Required task →
Please repeat each line of the records below word for word, leaving nothing out and changing nothing.

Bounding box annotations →
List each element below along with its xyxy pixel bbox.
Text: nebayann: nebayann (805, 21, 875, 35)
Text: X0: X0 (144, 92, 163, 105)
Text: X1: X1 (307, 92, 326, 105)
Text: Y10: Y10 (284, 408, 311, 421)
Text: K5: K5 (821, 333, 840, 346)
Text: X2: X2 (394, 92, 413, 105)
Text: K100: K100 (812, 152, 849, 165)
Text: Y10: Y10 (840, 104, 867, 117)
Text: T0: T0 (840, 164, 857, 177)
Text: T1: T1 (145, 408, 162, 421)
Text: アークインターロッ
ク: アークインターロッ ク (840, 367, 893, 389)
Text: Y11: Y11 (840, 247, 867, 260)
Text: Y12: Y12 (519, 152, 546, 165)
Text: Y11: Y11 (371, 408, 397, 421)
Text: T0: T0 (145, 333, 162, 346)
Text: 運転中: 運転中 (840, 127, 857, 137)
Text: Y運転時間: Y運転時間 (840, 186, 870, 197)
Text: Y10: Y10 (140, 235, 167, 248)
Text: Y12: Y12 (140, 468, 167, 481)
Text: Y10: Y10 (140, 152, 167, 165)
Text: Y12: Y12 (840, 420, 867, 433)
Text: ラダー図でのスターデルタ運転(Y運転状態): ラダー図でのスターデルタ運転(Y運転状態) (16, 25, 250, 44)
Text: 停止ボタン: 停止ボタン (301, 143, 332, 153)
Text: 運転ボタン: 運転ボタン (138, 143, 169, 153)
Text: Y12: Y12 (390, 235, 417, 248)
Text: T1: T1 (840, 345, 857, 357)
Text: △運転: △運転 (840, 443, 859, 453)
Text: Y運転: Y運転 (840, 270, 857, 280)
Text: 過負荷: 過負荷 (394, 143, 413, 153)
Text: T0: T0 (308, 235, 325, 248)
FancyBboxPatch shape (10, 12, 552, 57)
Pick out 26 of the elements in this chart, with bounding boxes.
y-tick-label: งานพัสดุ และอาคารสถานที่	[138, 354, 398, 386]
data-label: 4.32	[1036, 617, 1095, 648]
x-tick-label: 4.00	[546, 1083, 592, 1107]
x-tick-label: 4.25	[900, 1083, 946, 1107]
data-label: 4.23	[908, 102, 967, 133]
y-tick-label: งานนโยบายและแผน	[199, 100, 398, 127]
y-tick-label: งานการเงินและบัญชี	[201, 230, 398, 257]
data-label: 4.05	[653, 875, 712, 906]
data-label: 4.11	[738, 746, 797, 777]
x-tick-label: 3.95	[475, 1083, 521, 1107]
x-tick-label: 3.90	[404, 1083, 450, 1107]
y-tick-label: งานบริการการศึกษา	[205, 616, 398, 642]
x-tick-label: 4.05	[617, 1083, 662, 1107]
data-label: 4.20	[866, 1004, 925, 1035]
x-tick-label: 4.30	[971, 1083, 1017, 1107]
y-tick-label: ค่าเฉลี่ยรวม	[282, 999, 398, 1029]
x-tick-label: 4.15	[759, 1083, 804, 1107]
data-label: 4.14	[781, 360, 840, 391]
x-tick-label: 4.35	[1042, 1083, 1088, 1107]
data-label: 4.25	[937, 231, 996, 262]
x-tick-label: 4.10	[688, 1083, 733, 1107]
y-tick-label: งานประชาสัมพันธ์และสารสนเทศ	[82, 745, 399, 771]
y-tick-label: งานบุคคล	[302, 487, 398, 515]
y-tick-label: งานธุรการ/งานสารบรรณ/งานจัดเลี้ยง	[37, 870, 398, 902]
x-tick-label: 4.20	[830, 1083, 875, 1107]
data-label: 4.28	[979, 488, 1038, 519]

Exercise solution →
List each element below along with its xyxy pixel bbox.
Text: nebayann: nebayann (805, 21, 875, 35)
Text: X0: X0 (144, 92, 163, 105)
Text: X1: X1 (307, 92, 326, 105)
Text: Y10: Y10 (284, 408, 311, 421)
Text: K5: K5 (821, 333, 840, 346)
Text: X2: X2 (394, 92, 413, 105)
Text: K100: K100 (812, 152, 849, 165)
Text: Y10: Y10 (840, 104, 867, 117)
Text: T0: T0 (840, 164, 857, 177)
Text: T1: T1 (145, 408, 162, 421)
Text: アークインターロッ
ク: アークインターロッ ク (840, 367, 893, 389)
Text: Y11: Y11 (840, 247, 867, 260)
Text: Y12: Y12 (519, 152, 546, 165)
Text: Y11: Y11 (371, 408, 397, 421)
Text: T0: T0 (145, 333, 162, 346)
Text: 運転中: 運転中 (840, 127, 857, 137)
Text: Y運転時間: Y運転時間 (840, 186, 870, 197)
Text: Y10: Y10 (140, 235, 167, 248)
Text: Y12: Y12 (140, 468, 167, 481)
Text: Y10: Y10 (140, 152, 167, 165)
Text: Y12: Y12 (840, 420, 867, 433)
Text: ラダー図でのスターデルタ運転(Y運転状態): ラダー図でのスターデルタ運転(Y運転状態) (16, 25, 250, 44)
Text: 停止ボタン: 停止ボタン (301, 143, 332, 153)
Text: 運転ボタン: 運転ボタン (138, 143, 169, 153)
Text: Y12: Y12 (390, 235, 417, 248)
Text: T1: T1 (840, 345, 857, 357)
Text: △運転: △運転 (840, 443, 859, 453)
Text: Y運転: Y運転 (840, 270, 857, 280)
Text: 過負荷: 過負荷 (394, 143, 413, 153)
Text: T0: T0 (308, 235, 325, 248)
FancyBboxPatch shape (10, 12, 552, 57)
Pick out 26 of the elements in this chart, with bounding boxes.
y-tick-label: งานพัสดุ และอาคารสถานที่	[138, 354, 398, 386]
data-label: 4.32	[1036, 617, 1095, 648]
x-tick-label: 4.00	[546, 1083, 592, 1107]
x-tick-label: 4.25	[900, 1083, 946, 1107]
data-label: 4.23	[908, 102, 967, 133]
y-tick-label: งานนโยบายและแผน	[199, 100, 398, 127]
y-tick-label: งานการเงินและบัญชี	[201, 230, 398, 257]
data-label: 4.05	[653, 875, 712, 906]
data-label: 4.11	[738, 746, 797, 777]
x-tick-label: 3.95	[475, 1083, 521, 1107]
x-tick-label: 3.90	[404, 1083, 450, 1107]
y-tick-label: งานบริการการศึกษา	[205, 616, 398, 642]
x-tick-label: 4.05	[617, 1083, 662, 1107]
data-label: 4.20	[866, 1004, 925, 1035]
x-tick-label: 4.30	[971, 1083, 1017, 1107]
y-tick-label: ค่าเฉลี่ยรวม	[282, 999, 398, 1029]
x-tick-label: 4.15	[759, 1083, 804, 1107]
data-label: 4.14	[781, 360, 840, 391]
x-tick-label: 4.35	[1042, 1083, 1088, 1107]
data-label: 4.25	[937, 231, 996, 262]
x-tick-label: 4.10	[688, 1083, 733, 1107]
y-tick-label: งานประชาสัมพันธ์และสารสนเทศ	[82, 745, 399, 771]
y-tick-label: งานบุคคล	[302, 487, 398, 515]
y-tick-label: งานธุรการ/งานสารบรรณ/งานจัดเลี้ยง	[37, 870, 398, 902]
x-tick-label: 4.20	[830, 1083, 875, 1107]
data-label: 4.28	[979, 488, 1038, 519]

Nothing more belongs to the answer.